[Data entries for graphics]
START
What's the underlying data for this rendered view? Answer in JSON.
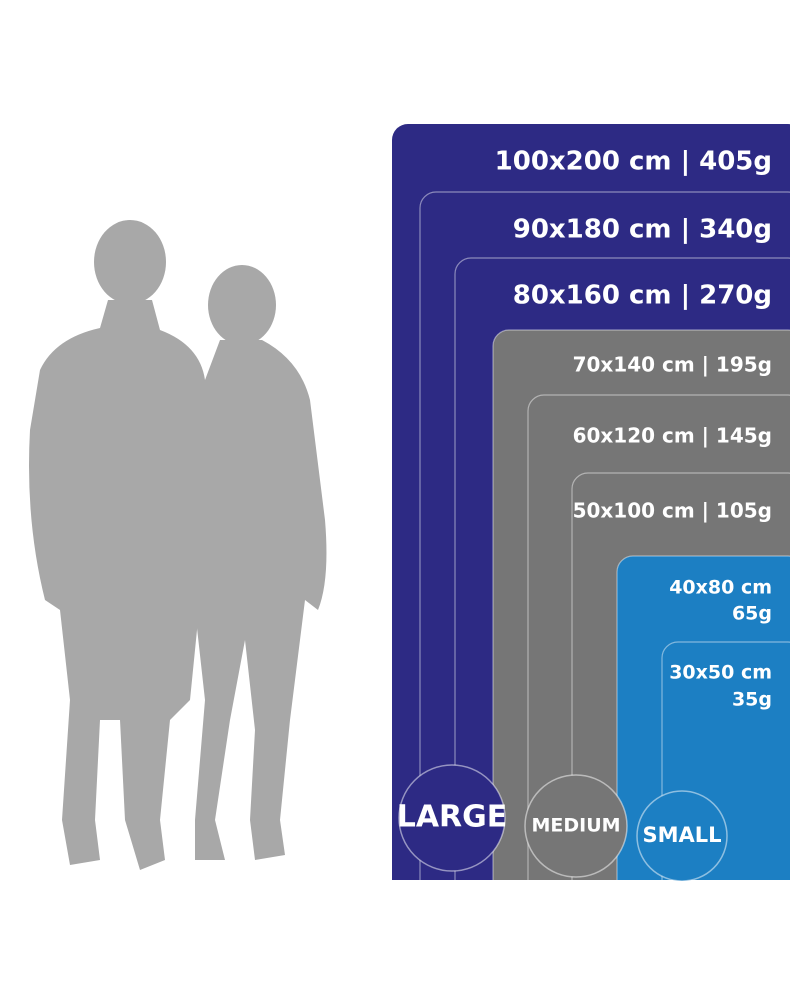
{
  "sizes": [
    {
      "group": 0,
      "lines": [
        "100x200 cm | 405g"
      ]
    },
    {
      "group": 0,
      "lines": [
        "90x180 cm | 340g"
      ]
    },
    {
      "group": 0,
      "lines": [
        "80x160 cm | 270g"
      ]
    },
    {
      "group": 1,
      "lines": [
        "70x140 cm | 195g"
      ]
    },
    {
      "group": 1,
      "lines": [
        "60x120 cm | 145g"
      ]
    },
    {
      "group": 1,
      "lines": [
        "50x100 cm | 105g"
      ]
    },
    {
      "group": 2,
      "lines": [
        "40x80 cm",
        "65g"
      ]
    },
    {
      "group": 2,
      "lines": [
        "30x50 cm",
        "35g"
      ]
    }
  ],
  "groups": [
    "LARGE",
    "MEDIUM",
    "SMALL"
  ]
}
END
__Given problem__. Repeat the full listing above exactly, with no pictures in the copy.

__Output of the exercise__.
What's the underlying data for this rendered view? Answer in JSON.
{
  "sizes": [
    {
      "group": 0,
      "lines": [
        "100x200 cm | 405g"
      ]
    },
    {
      "group": 0,
      "lines": [
        "90x180 cm | 340g"
      ]
    },
    {
      "group": 0,
      "lines": [
        "80x160 cm | 270g"
      ]
    },
    {
      "group": 1,
      "lines": [
        "70x140 cm | 195g"
      ]
    },
    {
      "group": 1,
      "lines": [
        "60x120 cm | 145g"
      ]
    },
    {
      "group": 1,
      "lines": [
        "50x100 cm | 105g"
      ]
    },
    {
      "group": 2,
      "lines": [
        "40x80 cm",
        "65g"
      ]
    },
    {
      "group": 2,
      "lines": [
        "30x50 cm",
        "35g"
      ]
    }
  ],
  "groups": [
    "LARGE",
    "MEDIUM",
    "SMALL"
  ]
}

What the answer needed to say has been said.